◆ **Goal**
Write out each line exactly as it stands, please.
Begin Given entries
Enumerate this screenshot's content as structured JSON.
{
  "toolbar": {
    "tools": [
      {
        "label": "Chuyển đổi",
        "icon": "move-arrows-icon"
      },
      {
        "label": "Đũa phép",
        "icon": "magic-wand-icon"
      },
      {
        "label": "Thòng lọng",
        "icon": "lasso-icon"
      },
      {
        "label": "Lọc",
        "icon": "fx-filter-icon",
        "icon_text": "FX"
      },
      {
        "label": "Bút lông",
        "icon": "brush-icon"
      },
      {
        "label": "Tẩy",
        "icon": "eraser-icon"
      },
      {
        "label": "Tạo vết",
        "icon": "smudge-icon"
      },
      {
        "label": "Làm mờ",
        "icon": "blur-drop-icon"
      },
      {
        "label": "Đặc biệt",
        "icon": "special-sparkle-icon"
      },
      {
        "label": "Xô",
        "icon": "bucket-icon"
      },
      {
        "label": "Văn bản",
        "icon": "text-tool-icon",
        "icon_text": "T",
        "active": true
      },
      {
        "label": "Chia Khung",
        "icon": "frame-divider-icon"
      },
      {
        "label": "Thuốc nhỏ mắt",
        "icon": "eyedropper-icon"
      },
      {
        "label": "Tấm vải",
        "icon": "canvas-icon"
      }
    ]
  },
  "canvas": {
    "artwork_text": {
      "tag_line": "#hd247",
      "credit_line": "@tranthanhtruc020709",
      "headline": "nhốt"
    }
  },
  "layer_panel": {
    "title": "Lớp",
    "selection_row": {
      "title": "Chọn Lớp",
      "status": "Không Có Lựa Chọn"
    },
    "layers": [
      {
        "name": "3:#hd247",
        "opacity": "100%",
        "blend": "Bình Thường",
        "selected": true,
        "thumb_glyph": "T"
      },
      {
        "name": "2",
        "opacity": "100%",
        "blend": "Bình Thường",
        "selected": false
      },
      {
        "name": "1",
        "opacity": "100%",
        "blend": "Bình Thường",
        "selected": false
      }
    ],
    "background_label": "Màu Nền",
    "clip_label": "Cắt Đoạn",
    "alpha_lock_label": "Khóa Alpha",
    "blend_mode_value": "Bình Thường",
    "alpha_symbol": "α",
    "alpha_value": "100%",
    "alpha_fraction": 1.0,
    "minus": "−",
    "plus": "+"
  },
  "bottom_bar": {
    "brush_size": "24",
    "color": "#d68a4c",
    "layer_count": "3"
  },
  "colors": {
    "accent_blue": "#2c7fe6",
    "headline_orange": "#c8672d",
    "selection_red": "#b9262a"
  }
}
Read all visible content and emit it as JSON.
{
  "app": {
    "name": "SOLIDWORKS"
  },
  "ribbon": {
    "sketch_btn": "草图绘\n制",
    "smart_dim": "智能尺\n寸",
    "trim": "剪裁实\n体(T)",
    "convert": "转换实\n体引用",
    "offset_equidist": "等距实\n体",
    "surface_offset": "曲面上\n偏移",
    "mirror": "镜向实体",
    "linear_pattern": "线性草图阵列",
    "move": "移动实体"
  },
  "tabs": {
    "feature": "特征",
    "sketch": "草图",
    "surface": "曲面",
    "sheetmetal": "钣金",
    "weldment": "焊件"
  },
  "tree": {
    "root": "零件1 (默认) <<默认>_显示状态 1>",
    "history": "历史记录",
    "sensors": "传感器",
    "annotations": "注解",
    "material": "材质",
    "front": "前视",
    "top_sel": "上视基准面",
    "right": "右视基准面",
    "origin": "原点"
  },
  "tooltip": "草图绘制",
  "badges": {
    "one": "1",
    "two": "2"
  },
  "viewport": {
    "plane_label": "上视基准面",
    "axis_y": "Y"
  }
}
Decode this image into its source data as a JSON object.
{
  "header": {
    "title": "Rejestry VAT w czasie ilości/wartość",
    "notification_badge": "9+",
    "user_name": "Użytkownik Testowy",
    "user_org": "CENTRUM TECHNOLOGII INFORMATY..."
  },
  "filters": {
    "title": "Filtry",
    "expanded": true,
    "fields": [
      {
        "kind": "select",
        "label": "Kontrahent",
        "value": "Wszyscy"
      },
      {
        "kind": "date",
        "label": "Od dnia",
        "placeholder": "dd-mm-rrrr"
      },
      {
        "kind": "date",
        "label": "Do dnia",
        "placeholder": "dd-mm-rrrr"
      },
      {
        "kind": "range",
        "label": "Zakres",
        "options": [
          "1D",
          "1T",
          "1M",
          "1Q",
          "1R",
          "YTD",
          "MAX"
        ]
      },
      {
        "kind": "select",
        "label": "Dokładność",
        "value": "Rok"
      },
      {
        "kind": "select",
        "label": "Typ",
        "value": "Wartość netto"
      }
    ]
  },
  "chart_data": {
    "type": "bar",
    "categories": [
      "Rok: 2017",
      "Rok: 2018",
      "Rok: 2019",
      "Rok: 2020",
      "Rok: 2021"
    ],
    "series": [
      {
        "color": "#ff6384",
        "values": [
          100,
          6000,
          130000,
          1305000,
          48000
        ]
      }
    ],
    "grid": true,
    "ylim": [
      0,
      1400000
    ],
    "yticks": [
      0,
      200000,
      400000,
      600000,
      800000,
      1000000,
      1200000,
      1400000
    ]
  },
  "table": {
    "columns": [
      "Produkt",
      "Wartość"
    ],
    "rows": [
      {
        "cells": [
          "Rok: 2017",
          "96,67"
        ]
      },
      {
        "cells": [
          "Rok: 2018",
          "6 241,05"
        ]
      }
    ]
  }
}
End Given entries
◆ **Output of the task**
Enumerate this screenshot's content as structured JSON.
{
  "toolbar": {
    "tools": [
      {
        "label": "Chuyển đổi",
        "icon": "move-arrows-icon"
      },
      {
        "label": "Đũa phép",
        "icon": "magic-wand-icon"
      },
      {
        "label": "Thòng lọng",
        "icon": "lasso-icon"
      },
      {
        "label": "Lọc",
        "icon": "fx-filter-icon",
        "icon_text": "FX"
      },
      {
        "label": "Bút lông",
        "icon": "brush-icon"
      },
      {
        "label": "Tẩy",
        "icon": "eraser-icon"
      },
      {
        "label": "Tạo vết",
        "icon": "smudge-icon"
      },
      {
        "label": "Làm mờ",
        "icon": "blur-drop-icon"
      },
      {
        "label": "Đặc biệt",
        "icon": "special-sparkle-icon"
      },
      {
        "label": "Xô",
        "icon": "bucket-icon"
      },
      {
        "label": "Văn bản",
        "icon": "text-tool-icon",
        "icon_text": "T",
        "active": true
      },
      {
        "label": "Chia Khung",
        "icon": "frame-divider-icon"
      },
      {
        "label": "Thuốc nhỏ mắt",
        "icon": "eyedropper-icon"
      },
      {
        "label": "Tấm vải",
        "icon": "canvas-icon"
      }
    ]
  },
  "canvas": {
    "artwork_text": {
      "tag_line": "#hd247",
      "credit_line": "@tranthanhtruc020709",
      "headline": "nhốt"
    }
  },
  "layer_panel": {
    "title": "Lớp",
    "selection_row": {
      "title": "Chọn Lớp",
      "status": "Không Có Lựa Chọn"
    },
    "layers": [
      {
        "name": "3:#hd247",
        "opacity": "100%",
        "blend": "Bình Thường",
        "selected": true,
        "thumb_glyph": "T"
      },
      {
        "name": "2",
        "opacity": "100%",
        "blend": "Bình Thường",
        "selected": false
      },
      {
        "name": "1",
        "opacity": "100%",
        "blend": "Bình Thường",
        "selected": false
      }
    ],
    "background_label": "Màu Nền",
    "clip_label": "Cắt Đoạn",
    "alpha_lock_label": "Khóa Alpha",
    "blend_mode_value": "Bình Thường",
    "alpha_symbol": "α",
    "alpha_value": "100%",
    "alpha_fraction": 1.0,
    "minus": "−",
    "plus": "+"
  },
  "bottom_bar": {
    "brush_size": "24",
    "color": "#d68a4c",
    "layer_count": "3"
  },
  "colors": {
    "accent_blue": "#2c7fe6",
    "headline_orange": "#c8672d",
    "selection_red": "#b9262a"
  }
}
Read all visible content and emit it as JSON.
{
  "app": {
    "name": "SOLIDWORKS"
  },
  "ribbon": {
    "sketch_btn": "草图绘\n制",
    "smart_dim": "智能尺\n寸",
    "trim": "剪裁实\n体(T)",
    "convert": "转换实\n体引用",
    "offset_equidist": "等距实\n体",
    "surface_offset": "曲面上\n偏移",
    "mirror": "镜向实体",
    "linear_pattern": "线性草图阵列",
    "move": "移动实体"
  },
  "tabs": {
    "feature": "特征",
    "sketch": "草图",
    "surface": "曲面",
    "sheetmetal": "钣金",
    "weldment": "焊件"
  },
  "tree": {
    "root": "零件1 (默认) <<默认>_显示状态 1>",
    "history": "历史记录",
    "sensors": "传感器",
    "annotations": "注解",
    "material": "材质",
    "front": "前视",
    "top_sel": "上视基准面",
    "right": "右视基准面",
    "origin": "原点"
  },
  "tooltip": "草图绘制",
  "badges": {
    "one": "1",
    "two": "2"
  },
  "viewport": {
    "plane_label": "上视基准面",
    "axis_y": "Y"
  }
}
Decode this image into its source data as a JSON object.
{
  "header": {
    "title": "Rejestry VAT w czasie ilości/wartość",
    "notification_badge": "9+",
    "user_name": "Użytkownik Testowy",
    "user_org": "CENTRUM TECHNOLOGII INFORMATY..."
  },
  "filters": {
    "title": "Filtry",
    "expanded": true,
    "fields": [
      {
        "kind": "select",
        "label": "Kontrahent",
        "value": "Wszyscy"
      },
      {
        "kind": "date",
        "label": "Od dnia",
        "placeholder": "dd-mm-rrrr"
      },
      {
        "kind": "date",
        "label": "Do dnia",
        "placeholder": "dd-mm-rrrr"
      },
      {
        "kind": "range",
        "label": "Zakres",
        "options": [
          "1D",
          "1T",
          "1M",
          "1Q",
          "1R",
          "YTD",
          "MAX"
        ]
      },
      {
        "kind": "select",
        "label": "Dokładność",
        "value": "Rok"
      },
      {
        "kind": "select",
        "label": "Typ",
        "value": "Wartość netto"
      }
    ]
  },
  "chart_data": {
    "type": "bar",
    "categories": [
      "Rok: 2017",
      "Rok: 2018",
      "Rok: 2019",
      "Rok: 2020",
      "Rok: 2021"
    ],
    "series": [
      {
        "color": "#ff6384",
        "values": [
          100,
          6000,
          130000,
          1305000,
          48000
        ]
      }
    ],
    "grid": true,
    "ylim": [
      0,
      1400000
    ],
    "yticks": [
      0,
      200000,
      400000,
      600000,
      800000,
      1000000,
      1200000,
      1400000
    ]
  },
  "table": {
    "columns": [
      "Produkt",
      "Wartość"
    ],
    "rows": [
      {
        "cells": [
          "Rok: 2017",
          "96,67"
        ]
      },
      {
        "cells": [
          "Rok: 2018",
          "6 241,05"
        ]
      }
    ]
  }
}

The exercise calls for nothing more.